• TASK DESCRIPTION
Identify and copy all lines of the material where the string "JSON" is found.

[start]

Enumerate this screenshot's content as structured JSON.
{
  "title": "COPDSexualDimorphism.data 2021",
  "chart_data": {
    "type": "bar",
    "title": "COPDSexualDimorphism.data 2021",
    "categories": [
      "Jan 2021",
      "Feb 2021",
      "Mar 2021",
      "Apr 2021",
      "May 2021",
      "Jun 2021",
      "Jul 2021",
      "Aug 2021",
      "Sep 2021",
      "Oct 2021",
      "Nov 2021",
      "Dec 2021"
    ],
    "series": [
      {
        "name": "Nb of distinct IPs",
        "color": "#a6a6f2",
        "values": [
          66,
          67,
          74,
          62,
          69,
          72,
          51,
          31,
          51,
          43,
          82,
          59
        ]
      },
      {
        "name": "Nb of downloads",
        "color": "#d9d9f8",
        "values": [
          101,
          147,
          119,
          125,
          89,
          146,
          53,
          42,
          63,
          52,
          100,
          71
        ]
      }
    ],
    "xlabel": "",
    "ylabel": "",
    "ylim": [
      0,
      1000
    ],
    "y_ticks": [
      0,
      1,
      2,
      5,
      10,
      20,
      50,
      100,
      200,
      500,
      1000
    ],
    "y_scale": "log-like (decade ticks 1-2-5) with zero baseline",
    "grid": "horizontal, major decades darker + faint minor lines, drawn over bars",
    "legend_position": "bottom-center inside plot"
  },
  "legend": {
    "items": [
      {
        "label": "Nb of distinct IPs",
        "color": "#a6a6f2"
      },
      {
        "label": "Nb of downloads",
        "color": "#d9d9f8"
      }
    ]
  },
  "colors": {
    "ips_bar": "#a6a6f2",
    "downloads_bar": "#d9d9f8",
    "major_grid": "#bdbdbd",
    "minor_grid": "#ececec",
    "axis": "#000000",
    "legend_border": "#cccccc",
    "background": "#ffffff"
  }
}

[end]
[start]

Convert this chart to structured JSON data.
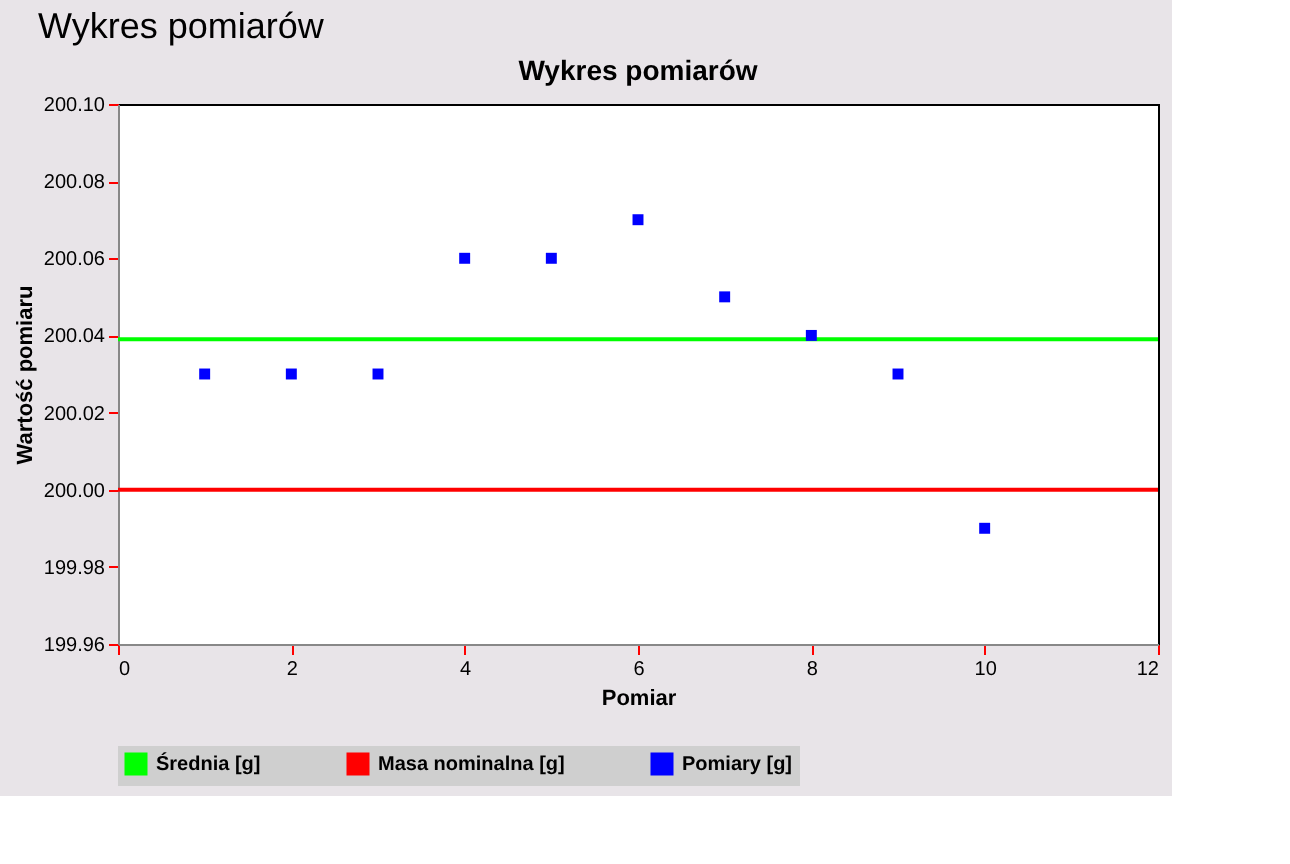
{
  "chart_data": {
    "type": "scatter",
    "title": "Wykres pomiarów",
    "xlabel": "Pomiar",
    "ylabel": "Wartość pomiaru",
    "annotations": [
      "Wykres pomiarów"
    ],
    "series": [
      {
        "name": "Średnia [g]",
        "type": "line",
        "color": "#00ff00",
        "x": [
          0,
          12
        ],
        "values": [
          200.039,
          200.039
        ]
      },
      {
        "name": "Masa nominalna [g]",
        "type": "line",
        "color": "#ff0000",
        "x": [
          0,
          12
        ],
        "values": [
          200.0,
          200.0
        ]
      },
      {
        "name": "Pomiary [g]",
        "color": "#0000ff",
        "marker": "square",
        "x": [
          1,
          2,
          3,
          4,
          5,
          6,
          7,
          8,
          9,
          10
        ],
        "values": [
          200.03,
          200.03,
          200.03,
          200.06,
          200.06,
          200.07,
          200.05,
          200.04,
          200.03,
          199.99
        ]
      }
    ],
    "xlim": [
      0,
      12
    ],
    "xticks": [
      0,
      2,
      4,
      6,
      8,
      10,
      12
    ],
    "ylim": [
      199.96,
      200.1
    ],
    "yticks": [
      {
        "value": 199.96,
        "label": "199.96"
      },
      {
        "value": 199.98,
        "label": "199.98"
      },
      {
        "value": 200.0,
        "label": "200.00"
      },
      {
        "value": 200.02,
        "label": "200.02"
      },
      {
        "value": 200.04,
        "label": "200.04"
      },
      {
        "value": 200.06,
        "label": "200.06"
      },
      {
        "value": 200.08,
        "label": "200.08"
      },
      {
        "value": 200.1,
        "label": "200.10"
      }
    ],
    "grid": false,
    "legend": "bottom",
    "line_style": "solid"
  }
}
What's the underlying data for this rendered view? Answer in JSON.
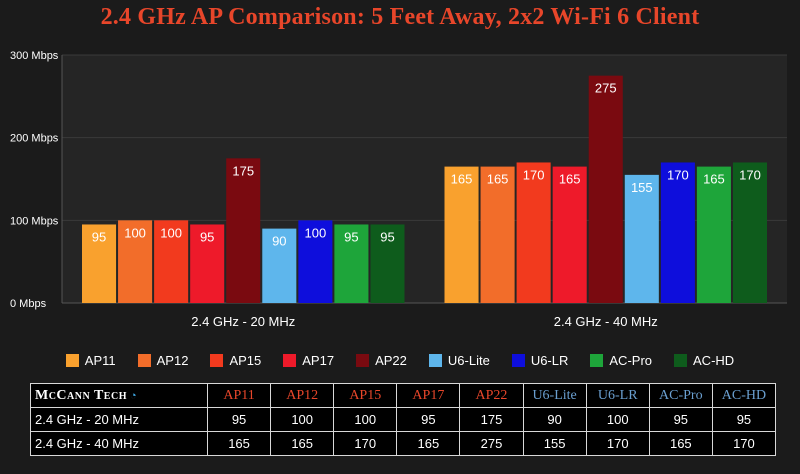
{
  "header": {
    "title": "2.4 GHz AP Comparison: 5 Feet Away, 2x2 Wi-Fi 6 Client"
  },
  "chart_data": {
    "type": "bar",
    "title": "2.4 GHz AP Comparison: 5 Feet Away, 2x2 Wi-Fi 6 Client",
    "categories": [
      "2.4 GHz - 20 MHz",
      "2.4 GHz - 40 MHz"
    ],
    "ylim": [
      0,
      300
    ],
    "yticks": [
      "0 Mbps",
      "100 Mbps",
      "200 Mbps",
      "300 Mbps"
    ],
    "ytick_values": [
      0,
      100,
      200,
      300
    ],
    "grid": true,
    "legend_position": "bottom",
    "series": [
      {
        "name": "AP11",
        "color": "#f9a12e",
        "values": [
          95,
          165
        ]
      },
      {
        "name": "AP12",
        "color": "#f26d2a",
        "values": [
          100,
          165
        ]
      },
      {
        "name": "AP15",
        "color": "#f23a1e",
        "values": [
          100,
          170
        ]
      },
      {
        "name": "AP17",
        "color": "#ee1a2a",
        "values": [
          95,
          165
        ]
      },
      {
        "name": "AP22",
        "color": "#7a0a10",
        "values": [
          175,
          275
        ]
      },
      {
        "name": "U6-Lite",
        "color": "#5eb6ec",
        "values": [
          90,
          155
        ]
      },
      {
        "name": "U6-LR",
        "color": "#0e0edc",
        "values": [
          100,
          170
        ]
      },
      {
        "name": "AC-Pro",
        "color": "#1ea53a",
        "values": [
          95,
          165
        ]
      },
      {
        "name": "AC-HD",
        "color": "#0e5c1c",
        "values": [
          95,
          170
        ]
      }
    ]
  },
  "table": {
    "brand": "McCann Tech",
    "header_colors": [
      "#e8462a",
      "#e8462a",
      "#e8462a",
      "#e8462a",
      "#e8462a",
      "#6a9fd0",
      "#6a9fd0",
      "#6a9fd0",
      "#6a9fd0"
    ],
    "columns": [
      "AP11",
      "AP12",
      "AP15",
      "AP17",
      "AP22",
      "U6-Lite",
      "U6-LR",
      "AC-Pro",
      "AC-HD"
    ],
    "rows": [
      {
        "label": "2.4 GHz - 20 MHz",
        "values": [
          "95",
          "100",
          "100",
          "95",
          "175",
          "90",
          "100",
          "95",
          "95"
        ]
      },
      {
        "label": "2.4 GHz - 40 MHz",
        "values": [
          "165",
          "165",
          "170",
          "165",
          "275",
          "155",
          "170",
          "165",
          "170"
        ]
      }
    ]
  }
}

[end]
[start]

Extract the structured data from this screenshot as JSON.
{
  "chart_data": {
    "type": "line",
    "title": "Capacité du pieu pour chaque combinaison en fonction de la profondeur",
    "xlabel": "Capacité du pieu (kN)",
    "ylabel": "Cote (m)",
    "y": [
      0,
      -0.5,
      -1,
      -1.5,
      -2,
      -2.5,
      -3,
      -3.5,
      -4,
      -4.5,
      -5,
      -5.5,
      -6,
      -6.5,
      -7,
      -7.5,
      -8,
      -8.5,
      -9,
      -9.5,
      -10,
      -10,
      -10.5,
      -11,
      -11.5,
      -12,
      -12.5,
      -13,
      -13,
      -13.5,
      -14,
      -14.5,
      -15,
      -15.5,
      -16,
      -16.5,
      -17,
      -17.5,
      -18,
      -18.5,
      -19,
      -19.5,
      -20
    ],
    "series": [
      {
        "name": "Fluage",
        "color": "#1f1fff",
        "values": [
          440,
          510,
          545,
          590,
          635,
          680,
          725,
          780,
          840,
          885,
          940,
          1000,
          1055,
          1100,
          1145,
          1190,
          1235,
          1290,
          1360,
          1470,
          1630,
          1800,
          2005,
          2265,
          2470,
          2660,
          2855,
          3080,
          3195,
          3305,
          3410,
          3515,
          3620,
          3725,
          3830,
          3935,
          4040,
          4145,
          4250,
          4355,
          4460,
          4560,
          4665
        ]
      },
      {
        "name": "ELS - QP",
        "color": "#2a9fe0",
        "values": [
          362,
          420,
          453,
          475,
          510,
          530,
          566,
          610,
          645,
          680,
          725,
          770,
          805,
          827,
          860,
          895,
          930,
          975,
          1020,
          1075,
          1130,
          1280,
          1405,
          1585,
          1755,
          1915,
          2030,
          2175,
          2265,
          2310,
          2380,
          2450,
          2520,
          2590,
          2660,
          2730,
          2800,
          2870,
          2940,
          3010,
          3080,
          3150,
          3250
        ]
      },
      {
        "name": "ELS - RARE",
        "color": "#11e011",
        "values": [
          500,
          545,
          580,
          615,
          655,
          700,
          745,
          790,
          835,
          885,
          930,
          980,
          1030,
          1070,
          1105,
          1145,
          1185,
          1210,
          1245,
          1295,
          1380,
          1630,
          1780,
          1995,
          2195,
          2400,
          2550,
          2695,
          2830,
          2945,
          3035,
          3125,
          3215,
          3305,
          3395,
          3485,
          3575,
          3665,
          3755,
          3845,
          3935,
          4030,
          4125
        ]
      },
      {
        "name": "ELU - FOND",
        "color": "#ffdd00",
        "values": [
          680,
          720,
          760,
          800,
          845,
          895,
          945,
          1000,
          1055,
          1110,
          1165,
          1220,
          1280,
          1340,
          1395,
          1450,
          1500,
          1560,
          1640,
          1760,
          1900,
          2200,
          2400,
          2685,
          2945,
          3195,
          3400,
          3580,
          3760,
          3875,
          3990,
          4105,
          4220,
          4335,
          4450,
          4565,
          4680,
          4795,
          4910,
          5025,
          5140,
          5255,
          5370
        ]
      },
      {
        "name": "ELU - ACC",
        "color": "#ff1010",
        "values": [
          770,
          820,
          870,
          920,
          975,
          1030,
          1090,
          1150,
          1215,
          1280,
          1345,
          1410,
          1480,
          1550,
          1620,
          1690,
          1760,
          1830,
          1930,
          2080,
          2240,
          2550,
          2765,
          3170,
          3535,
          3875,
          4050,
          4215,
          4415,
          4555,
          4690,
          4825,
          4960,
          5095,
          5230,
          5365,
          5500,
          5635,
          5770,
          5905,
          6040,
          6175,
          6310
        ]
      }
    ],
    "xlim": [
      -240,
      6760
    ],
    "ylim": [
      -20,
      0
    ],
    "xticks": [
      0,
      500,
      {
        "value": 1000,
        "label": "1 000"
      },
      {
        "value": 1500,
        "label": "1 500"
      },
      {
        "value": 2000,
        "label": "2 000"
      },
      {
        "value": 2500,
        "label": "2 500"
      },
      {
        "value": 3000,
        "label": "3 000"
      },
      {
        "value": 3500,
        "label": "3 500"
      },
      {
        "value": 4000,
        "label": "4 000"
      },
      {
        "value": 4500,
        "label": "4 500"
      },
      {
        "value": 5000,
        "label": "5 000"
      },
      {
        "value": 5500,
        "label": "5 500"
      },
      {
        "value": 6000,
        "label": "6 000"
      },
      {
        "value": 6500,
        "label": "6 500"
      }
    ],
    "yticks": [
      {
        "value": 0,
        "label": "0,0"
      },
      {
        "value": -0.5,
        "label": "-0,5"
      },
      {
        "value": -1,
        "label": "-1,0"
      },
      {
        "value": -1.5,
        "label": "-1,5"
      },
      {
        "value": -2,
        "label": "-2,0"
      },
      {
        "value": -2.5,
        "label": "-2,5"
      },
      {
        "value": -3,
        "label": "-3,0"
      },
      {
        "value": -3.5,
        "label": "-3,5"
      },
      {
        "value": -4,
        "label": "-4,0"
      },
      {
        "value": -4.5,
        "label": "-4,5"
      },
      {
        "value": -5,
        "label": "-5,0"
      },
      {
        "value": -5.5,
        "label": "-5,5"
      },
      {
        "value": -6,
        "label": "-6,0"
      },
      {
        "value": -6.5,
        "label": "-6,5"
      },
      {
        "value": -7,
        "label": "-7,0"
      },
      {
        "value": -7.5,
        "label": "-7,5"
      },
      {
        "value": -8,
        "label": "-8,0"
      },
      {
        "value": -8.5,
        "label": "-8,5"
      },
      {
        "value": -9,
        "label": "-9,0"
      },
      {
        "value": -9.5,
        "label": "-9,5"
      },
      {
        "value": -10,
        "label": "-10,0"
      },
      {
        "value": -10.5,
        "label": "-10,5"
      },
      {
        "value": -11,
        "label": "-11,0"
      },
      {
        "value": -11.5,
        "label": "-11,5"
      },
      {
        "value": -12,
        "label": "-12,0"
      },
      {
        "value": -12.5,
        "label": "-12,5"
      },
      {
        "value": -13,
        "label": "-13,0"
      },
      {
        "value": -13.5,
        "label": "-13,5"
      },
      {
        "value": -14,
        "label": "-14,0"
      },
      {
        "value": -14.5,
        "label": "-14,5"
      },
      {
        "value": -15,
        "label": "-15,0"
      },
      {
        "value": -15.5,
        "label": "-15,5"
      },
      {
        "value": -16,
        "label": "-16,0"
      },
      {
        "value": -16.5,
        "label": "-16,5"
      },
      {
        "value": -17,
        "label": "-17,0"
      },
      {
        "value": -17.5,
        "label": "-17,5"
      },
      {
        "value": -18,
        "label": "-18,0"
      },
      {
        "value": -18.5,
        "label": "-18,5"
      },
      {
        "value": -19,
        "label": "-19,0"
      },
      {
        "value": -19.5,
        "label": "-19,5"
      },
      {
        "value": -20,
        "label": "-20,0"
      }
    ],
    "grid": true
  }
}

[end]

• CORRECT OUTPUT
Enumerate this screenshot's content as structured JSON.
Convert this chart to structured JSON data.
What's the underlying data for this rendered view? Answer in JSON.
Extract the structured data from this screenshot as JSON.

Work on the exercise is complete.